Extracted data entries
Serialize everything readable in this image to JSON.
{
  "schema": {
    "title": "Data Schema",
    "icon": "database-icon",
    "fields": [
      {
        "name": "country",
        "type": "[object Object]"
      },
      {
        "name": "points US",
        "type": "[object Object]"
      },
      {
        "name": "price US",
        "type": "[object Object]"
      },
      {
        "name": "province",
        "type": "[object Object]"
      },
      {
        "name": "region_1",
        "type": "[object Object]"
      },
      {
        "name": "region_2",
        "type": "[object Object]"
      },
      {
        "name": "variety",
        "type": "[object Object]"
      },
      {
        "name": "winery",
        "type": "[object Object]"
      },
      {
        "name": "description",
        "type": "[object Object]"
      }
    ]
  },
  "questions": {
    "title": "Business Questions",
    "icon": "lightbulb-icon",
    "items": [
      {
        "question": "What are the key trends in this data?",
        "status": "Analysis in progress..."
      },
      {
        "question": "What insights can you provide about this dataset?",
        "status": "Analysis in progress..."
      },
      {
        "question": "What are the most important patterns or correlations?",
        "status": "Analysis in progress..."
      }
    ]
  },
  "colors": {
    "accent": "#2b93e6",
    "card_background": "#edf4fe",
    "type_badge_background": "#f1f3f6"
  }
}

WHAT THE TASK REQUIRES:
Write out the material from the first line to the last, exactly.

WRITTEN ANSWER:
Serialize everything readable in this image to JSON.
{
  "schema": {
    "title": "Data Schema",
    "icon": "database-icon",
    "fields": [
      {
        "name": "country",
        "type": "[object Object]"
      },
      {
        "name": "points US",
        "type": "[object Object]"
      },
      {
        "name": "price US",
        "type": "[object Object]"
      },
      {
        "name": "province",
        "type": "[object Object]"
      },
      {
        "name": "region_1",
        "type": "[object Object]"
      },
      {
        "name": "region_2",
        "type": "[object Object]"
      },
      {
        "name": "variety",
        "type": "[object Object]"
      },
      {
        "name": "winery",
        "type": "[object Object]"
      },
      {
        "name": "description",
        "type": "[object Object]"
      }
    ]
  },
  "questions": {
    "title": "Business Questions",
    "icon": "lightbulb-icon",
    "items": [
      {
        "question": "What are the key trends in this data?",
        "status": "Analysis in progress..."
      },
      {
        "question": "What insights can you provide about this dataset?",
        "status": "Analysis in progress..."
      },
      {
        "question": "What are the most important patterns or correlations?",
        "status": "Analysis in progress..."
      }
    ]
  },
  "colors": {
    "accent": "#2b93e6",
    "card_background": "#edf4fe",
    "type_badge_background": "#f1f3f6"
  }
}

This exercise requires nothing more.